◆ Given task: Look through the records below, and copy out every line that holds the string "list".

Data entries
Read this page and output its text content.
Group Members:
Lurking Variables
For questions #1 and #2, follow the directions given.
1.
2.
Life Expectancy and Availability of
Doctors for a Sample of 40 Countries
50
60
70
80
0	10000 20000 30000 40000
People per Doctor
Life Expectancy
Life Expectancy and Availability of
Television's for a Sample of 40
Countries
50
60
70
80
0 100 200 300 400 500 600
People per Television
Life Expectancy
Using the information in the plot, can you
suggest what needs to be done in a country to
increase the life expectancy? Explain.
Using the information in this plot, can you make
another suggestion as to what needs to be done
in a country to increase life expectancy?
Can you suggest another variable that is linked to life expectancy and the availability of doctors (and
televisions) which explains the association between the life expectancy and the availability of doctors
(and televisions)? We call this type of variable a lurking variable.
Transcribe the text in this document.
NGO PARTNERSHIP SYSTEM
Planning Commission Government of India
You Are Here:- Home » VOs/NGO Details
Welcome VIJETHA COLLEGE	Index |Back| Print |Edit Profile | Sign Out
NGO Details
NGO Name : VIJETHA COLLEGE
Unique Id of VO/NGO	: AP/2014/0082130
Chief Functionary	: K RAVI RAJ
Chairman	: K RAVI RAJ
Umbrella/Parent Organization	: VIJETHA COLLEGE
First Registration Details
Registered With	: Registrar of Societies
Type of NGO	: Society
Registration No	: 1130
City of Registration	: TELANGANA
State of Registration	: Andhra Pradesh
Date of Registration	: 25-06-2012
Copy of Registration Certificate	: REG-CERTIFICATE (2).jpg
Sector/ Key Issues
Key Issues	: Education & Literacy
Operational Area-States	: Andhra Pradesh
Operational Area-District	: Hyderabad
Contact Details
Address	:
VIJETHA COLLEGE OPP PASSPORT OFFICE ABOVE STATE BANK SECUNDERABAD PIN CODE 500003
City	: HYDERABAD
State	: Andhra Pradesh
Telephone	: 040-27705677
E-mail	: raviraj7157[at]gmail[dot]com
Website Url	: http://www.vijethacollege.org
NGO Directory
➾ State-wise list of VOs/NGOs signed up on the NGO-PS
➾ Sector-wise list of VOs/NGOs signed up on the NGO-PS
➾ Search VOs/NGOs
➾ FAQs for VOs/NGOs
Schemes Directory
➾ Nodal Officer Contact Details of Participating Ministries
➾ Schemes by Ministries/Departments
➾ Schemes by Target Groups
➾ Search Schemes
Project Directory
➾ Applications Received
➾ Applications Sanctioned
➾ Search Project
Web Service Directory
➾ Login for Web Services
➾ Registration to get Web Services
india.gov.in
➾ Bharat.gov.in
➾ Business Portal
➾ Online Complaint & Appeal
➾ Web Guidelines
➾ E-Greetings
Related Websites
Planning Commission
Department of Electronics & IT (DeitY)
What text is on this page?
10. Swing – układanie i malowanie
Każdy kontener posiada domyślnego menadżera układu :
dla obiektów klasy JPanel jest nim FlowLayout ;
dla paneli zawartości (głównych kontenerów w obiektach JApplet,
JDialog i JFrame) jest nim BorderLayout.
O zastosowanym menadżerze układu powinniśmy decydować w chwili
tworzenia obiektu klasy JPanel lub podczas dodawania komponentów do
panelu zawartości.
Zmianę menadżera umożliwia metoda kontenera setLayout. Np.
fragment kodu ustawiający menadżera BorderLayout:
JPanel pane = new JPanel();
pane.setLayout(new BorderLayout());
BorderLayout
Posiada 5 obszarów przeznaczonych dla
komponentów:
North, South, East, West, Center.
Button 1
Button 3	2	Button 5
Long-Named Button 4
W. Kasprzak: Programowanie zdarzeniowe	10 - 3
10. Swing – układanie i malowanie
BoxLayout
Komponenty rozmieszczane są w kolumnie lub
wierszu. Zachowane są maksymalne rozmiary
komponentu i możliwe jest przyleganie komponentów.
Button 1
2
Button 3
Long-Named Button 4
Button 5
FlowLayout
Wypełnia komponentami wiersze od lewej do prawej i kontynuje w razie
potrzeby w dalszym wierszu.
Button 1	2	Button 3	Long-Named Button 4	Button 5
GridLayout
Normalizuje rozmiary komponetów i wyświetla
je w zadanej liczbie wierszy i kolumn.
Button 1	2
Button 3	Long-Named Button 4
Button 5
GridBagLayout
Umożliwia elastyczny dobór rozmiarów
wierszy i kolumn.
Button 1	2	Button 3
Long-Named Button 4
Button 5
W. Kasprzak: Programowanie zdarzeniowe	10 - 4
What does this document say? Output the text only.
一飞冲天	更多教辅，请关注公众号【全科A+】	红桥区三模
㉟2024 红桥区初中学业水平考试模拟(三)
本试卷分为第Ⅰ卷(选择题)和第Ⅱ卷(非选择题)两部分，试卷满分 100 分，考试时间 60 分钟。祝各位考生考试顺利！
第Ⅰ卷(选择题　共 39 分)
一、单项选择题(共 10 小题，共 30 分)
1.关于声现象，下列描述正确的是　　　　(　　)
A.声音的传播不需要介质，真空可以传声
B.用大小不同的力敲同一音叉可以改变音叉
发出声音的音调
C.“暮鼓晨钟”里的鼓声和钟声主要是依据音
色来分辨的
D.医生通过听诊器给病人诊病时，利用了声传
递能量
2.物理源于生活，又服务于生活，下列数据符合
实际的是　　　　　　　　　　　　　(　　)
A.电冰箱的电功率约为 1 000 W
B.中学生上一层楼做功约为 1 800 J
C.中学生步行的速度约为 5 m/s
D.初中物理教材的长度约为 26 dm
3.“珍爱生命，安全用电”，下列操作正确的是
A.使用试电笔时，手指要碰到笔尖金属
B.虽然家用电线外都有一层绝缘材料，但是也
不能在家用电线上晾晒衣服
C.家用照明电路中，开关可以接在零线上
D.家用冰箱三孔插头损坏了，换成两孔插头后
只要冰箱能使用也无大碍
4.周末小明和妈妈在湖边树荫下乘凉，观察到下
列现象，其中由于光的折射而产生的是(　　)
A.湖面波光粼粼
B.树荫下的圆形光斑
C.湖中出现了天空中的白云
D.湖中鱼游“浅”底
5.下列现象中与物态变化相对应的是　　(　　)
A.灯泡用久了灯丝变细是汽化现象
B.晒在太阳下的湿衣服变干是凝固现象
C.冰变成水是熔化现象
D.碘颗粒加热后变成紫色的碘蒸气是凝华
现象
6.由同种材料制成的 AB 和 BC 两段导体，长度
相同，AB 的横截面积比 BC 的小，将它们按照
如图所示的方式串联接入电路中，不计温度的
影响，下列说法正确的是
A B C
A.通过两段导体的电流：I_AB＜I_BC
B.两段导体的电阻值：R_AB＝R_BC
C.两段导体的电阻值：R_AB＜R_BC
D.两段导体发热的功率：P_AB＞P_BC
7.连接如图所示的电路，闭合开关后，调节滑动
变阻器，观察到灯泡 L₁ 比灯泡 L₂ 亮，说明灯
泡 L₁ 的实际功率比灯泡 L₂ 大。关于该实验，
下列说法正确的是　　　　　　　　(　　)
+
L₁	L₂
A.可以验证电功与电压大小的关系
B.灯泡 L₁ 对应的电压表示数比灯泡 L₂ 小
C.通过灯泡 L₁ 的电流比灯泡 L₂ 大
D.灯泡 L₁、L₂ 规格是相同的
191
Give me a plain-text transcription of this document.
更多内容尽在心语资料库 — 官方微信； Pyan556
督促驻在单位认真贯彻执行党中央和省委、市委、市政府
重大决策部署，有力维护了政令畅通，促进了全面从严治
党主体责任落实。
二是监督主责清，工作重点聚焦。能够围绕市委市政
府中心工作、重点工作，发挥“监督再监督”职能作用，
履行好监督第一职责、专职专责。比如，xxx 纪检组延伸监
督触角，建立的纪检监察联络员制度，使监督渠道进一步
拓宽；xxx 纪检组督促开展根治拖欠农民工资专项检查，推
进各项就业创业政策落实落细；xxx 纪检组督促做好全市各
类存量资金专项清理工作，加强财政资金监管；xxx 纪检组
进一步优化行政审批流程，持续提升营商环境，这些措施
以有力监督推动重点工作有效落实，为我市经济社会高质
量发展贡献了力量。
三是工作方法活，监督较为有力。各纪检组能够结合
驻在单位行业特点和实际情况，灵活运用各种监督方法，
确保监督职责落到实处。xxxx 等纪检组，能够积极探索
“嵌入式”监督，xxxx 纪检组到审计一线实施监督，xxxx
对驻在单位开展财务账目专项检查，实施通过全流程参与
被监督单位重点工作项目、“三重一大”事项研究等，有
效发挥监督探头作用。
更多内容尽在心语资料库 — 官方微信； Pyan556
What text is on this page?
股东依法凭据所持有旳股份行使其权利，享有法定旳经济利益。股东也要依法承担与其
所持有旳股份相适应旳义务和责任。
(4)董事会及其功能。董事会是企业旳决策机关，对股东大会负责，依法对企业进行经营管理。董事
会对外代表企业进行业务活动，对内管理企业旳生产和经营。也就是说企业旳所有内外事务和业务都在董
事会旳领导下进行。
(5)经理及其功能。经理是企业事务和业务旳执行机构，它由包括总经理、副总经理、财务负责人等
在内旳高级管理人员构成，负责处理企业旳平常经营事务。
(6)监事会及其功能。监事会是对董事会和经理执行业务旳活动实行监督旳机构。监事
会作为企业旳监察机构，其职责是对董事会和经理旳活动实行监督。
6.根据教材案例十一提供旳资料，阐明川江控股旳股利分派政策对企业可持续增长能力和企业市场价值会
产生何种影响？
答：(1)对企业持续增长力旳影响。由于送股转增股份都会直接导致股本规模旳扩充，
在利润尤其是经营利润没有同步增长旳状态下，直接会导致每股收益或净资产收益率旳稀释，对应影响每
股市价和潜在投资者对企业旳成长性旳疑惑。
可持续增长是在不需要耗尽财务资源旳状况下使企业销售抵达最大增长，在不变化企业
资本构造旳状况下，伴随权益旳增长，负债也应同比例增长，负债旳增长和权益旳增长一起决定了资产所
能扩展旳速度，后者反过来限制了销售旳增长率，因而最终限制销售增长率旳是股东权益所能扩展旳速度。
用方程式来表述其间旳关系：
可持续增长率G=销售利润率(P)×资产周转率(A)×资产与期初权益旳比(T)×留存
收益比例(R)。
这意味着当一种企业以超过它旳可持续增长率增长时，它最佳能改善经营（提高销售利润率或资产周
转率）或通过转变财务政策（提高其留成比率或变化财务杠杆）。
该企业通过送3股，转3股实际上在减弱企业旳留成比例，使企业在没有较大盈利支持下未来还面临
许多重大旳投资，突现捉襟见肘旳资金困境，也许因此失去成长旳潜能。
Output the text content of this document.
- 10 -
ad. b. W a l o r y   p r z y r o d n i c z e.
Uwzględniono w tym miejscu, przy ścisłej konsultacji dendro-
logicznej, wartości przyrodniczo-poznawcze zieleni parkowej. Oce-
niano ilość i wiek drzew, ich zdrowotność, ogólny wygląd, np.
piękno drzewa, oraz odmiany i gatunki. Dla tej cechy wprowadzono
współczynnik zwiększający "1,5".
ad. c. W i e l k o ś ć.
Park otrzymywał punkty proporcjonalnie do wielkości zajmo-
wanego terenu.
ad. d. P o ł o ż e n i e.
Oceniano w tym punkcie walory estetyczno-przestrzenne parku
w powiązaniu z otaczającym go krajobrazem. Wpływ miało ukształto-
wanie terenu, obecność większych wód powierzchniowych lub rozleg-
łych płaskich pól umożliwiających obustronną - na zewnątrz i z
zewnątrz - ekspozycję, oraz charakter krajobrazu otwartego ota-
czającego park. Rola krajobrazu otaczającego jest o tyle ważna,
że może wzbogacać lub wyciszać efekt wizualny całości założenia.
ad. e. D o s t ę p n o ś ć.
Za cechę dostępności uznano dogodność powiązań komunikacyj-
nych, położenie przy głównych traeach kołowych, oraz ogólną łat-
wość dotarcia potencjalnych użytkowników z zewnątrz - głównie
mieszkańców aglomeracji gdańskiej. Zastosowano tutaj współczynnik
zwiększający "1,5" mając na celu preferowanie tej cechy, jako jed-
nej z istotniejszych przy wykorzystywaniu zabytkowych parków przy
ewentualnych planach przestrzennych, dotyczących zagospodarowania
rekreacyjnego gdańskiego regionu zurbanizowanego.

◆ Answer to the problem:
➾ State-wise list of VOs/NGOs signed up on the NGO-PS
➾ Sector-wise list of VOs/NGOs signed up on the NGO-PS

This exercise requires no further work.